* **Required task**: Report every line below that holds the word "this".

──────

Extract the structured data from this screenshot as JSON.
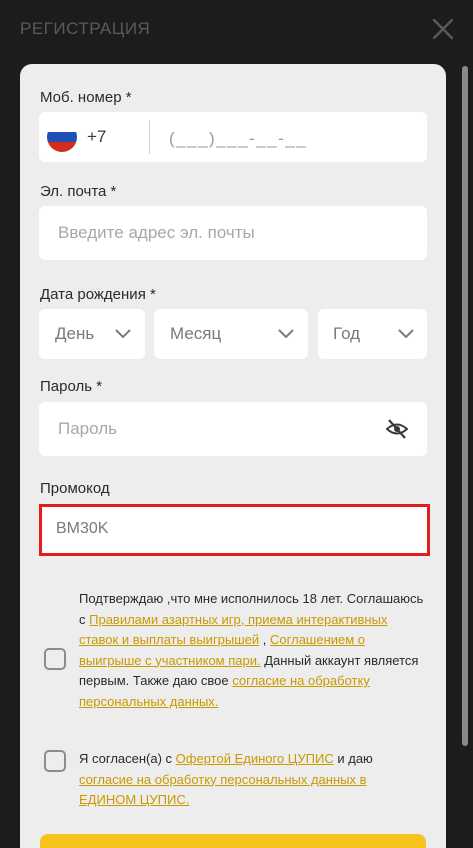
{
  "header": {
    "title": "РЕГИСТРАЦИЯ"
  },
  "phone": {
    "label": "Моб. номер *",
    "code": "+7",
    "placeholder": "(___)___-__-__"
  },
  "email": {
    "label": "Эл. почта *",
    "placeholder": "Введите адрес эл. почты"
  },
  "birth": {
    "label": "Дата рождения *",
    "day": "День",
    "month": "Месяц",
    "year": "Год"
  },
  "password": {
    "label": "Пароль *",
    "placeholder": "Пароль"
  },
  "promo": {
    "label": "Промокод",
    "value": "BM30K"
  },
  "consent1": {
    "t1": "Подтверждаю ,что мне исполнилось 18 лет. Соглашаюсь с ",
    "l1": "Правилами азартных игр, приема интерактивных ставок и выплаты выигрышей",
    "t2": " , ",
    "l2": "Соглашением о выигрыше с участником пари.",
    "t3": " Данный аккаунт является первым. Также даю свое ",
    "l3": "согласие на обработку персональных данных."
  },
  "consent2": {
    "t1": "Я согласен(а) с ",
    "l1": "Офертой Единого ЦУПИС",
    "t2": " и даю ",
    "l2": "согласие на обработку персональных данных в ЕДИНОМ ЦУПИС."
  },
  "colors": {
    "accent": "#f7c31c",
    "link": "#c99a00",
    "highlight": "#e01e1e"
  }
}
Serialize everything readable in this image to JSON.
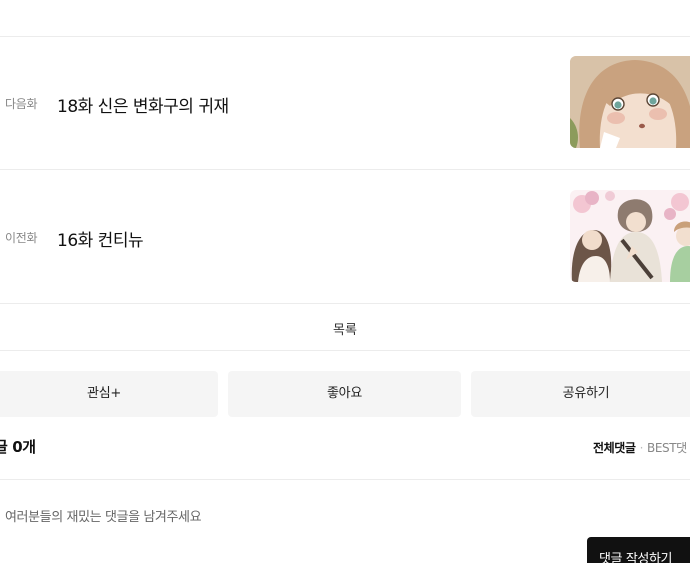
{
  "next_episode": {
    "tag": "다음화",
    "title": "18화 신은 변화구의 귀재",
    "thumbnail": "girl-portrait-illustration"
  },
  "prev_episode": {
    "tag": "이전화",
    "title": "16화 컨티뉴",
    "thumbnail": "group-illustration"
  },
  "list_label": "목록",
  "actions": {
    "interest": "관심+",
    "like": "좋아요",
    "share": "공유하기"
  },
  "comments": {
    "count_label": "글 0개",
    "tab_all": "전체댓글",
    "tab_separator": "·",
    "tab_best": "BEST댓",
    "placeholder": "여러분들의 재밌는 댓글을 남겨주세요",
    "write_button": "댓글 작성하기"
  },
  "colors": {
    "button_bg": "#f5f5f5",
    "write_button_bg": "#111111",
    "divider": "#ececec"
  }
}
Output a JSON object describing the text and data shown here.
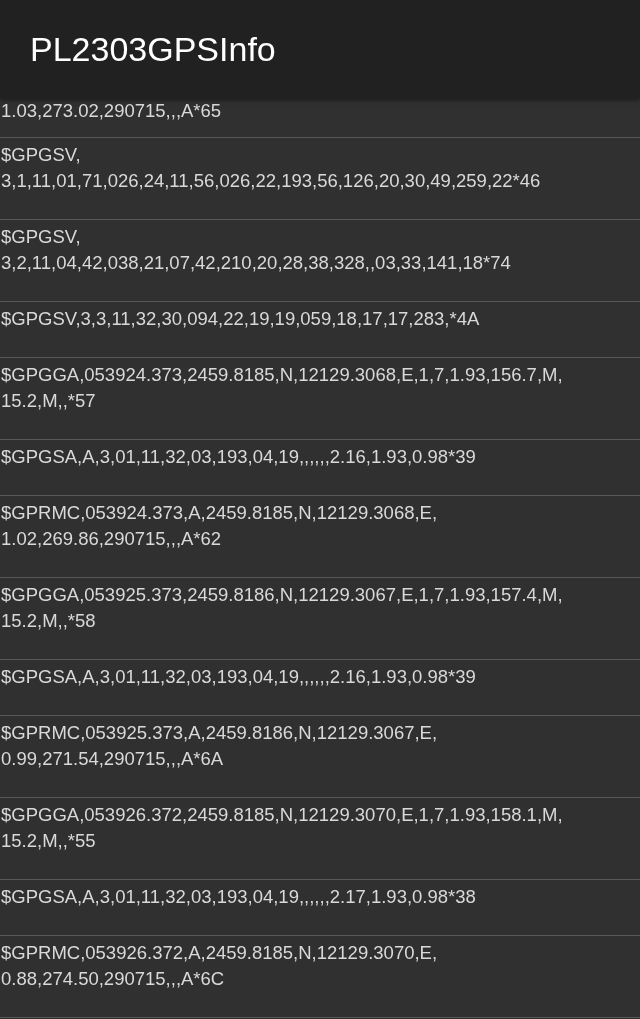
{
  "app_bar": {
    "title": "PL2303GPSInfo"
  },
  "messages": [
    {
      "text": "1.03,273.02,290715,,,A*65"
    },
    {
      "text": "$GPGSV,\n3,1,11,01,71,026,24,11,56,026,22,193,56,126,20,30,49,259,22*46"
    },
    {
      "text": "$GPGSV,\n3,2,11,04,42,038,21,07,42,210,20,28,38,328,,03,33,141,18*74"
    },
    {
      "text": "$GPGSV,3,3,11,32,30,094,22,19,19,059,18,17,17,283,*4A"
    },
    {
      "text": "$GPGGA,053924.373,2459.8185,N,12129.3068,E,1,7,1.93,156.7,M,\n15.2,M,,*57"
    },
    {
      "text": "$GPGSA,A,3,01,11,32,03,193,04,19,,,,,,2.16,1.93,0.98*39"
    },
    {
      "text": "$GPRMC,053924.373,A,2459.8185,N,12129.3068,E,\n1.02,269.86,290715,,,A*62"
    },
    {
      "text": "$GPGGA,053925.373,2459.8186,N,12129.3067,E,1,7,1.93,157.4,M,\n15.2,M,,*58"
    },
    {
      "text": "$GPGSA,A,3,01,11,32,03,193,04,19,,,,,,2.16,1.93,0.98*39"
    },
    {
      "text": "$GPRMC,053925.373,A,2459.8186,N,12129.3067,E,\n0.99,271.54,290715,,,A*6A"
    },
    {
      "text": "$GPGGA,053926.372,2459.8185,N,12129.3070,E,1,7,1.93,158.1,M,\n15.2,M,,*55"
    },
    {
      "text": "$GPGSA,A,3,01,11,32,03,193,04,19,,,,,,2.17,1.93,0.98*38"
    },
    {
      "text": "$GPRMC,053926.372,A,2459.8185,N,12129.3070,E,\n0.88,274.50,290715,,,A*6C"
    }
  ]
}
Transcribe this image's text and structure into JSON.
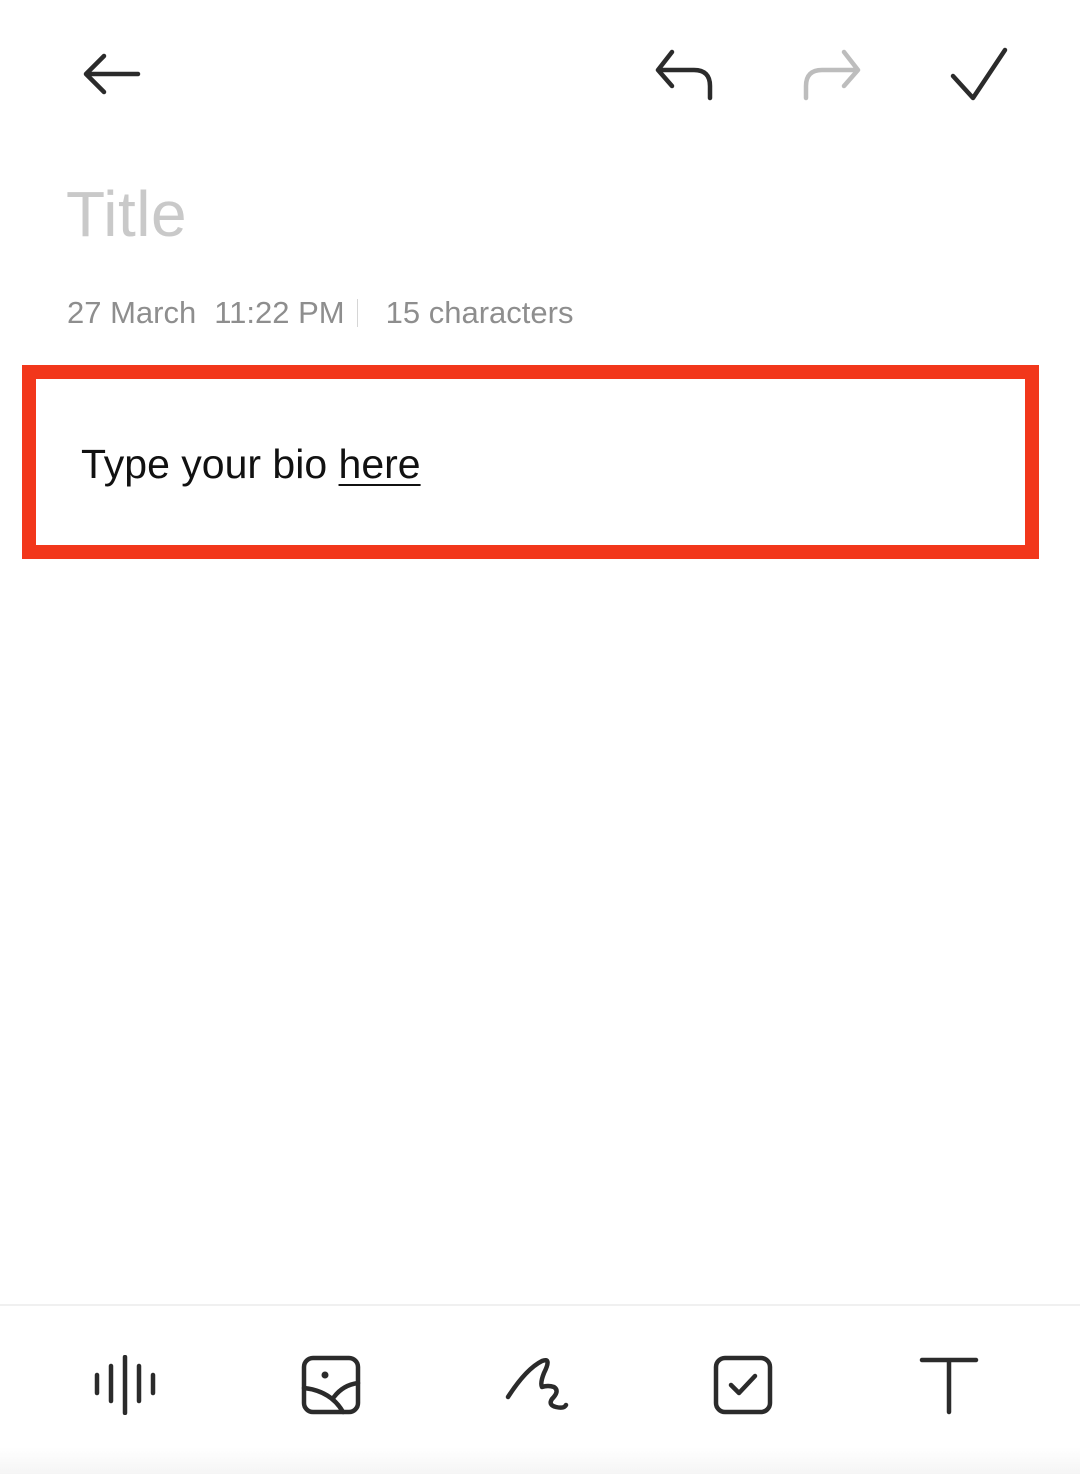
{
  "header": {
    "back": {
      "icon": "arrow-left-icon",
      "label": "Back"
    },
    "undo": {
      "icon": "undo-icon",
      "label": "Undo",
      "enabled": true,
      "color": "#2b2b2b"
    },
    "redo": {
      "icon": "redo-icon",
      "label": "Redo",
      "enabled": false,
      "color": "#bdbdbd"
    },
    "done": {
      "icon": "checkmark-icon",
      "label": "Done"
    }
  },
  "note": {
    "title_placeholder": "Title",
    "meta": {
      "date": "27 March",
      "time": "11:22 PM",
      "char_count": "15 characters"
    },
    "body": {
      "text_plain": "Type your bio ",
      "text_underlined": "here"
    }
  },
  "highlight": {
    "color": "#f2371b"
  },
  "toolbar": {
    "items": [
      {
        "id": "audio",
        "icon": "audio-waveform-icon",
        "label": "Voice recording"
      },
      {
        "id": "image",
        "icon": "image-icon",
        "label": "Insert image"
      },
      {
        "id": "draw",
        "icon": "handwriting-icon",
        "label": "Doodle"
      },
      {
        "id": "check",
        "icon": "checkbox-icon",
        "label": "Checklist"
      },
      {
        "id": "text",
        "icon": "text-format-icon",
        "label": "Text format"
      }
    ]
  }
}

──────

* **Exercise answer**:
Extract the structured data from this screenshot as JSON.
Serialize everything readable in this image to JSON.
Transcribe this image's text and structure into JSON.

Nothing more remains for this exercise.